INSTRUCTION: Starting from the line containing "Read out every word on this page.", write out every remaining line exactly, the last one included.

MATERIAL FOR THIS EXERCISE:
* * *

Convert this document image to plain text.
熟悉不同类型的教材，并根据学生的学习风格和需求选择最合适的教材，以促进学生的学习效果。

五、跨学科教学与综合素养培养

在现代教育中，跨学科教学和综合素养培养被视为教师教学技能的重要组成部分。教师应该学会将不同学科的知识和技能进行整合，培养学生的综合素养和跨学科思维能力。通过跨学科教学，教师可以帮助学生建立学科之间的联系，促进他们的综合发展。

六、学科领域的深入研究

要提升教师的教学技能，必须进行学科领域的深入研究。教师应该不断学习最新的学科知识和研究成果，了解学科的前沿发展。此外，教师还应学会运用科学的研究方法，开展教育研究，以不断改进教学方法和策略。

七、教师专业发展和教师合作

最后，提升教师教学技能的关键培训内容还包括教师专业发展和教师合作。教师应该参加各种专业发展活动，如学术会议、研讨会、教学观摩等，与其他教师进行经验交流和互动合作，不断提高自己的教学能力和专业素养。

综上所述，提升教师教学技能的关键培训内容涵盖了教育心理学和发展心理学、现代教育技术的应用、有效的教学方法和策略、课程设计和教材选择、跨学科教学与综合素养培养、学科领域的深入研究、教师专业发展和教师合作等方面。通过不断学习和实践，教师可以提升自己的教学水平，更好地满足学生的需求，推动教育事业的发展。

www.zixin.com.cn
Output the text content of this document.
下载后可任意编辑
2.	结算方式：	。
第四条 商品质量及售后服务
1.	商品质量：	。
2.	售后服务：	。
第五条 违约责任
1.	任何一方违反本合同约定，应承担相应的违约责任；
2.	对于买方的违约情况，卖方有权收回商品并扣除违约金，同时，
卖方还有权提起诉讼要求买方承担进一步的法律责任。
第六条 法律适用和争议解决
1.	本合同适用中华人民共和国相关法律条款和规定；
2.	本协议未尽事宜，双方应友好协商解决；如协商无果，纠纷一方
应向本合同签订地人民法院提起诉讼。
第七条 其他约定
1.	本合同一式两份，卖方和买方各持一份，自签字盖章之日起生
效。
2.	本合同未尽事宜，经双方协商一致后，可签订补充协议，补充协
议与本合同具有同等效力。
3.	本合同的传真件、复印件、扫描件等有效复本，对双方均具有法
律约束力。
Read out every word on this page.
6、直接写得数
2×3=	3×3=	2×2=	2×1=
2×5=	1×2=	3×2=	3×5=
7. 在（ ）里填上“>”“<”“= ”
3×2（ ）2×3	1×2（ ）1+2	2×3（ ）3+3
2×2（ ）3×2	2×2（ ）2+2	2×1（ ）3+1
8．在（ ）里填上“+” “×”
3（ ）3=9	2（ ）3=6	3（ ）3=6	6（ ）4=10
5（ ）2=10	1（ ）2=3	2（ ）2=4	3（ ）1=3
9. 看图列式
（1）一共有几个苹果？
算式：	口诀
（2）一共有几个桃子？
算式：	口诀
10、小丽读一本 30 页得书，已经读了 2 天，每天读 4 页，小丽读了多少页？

* * *

FINISHED EXERCISE:
Read out every word on this page.
6、直接写得数
2×3=	3×3=	2×2=	2×1=
2×5=	1×2=	3×2=	3×5=
7. 在（ ）里填上“>”“<”“= ”
3×2（ ）2×3	1×2（ ）1+2	2×3（ ）3+3
2×2（ ）3×2	2×2（ ）2+2	2×1（ ）3+1
8．在（ ）里填上“+” “×”
3（ ）3=9	2（ ）3=6	3（ ）3=6	6（ ）4=10
5（ ）2=10	1（ ）2=3	2（ ）2=4	3（ ）1=3
9. 看图列式
（1）一共有几个苹果？
算式：	口诀
（2）一共有几个桃子？
算式：	口诀
10、小丽读一本 30 页得书，已经读了 2 天，每天读 4 页，小丽读了多少页？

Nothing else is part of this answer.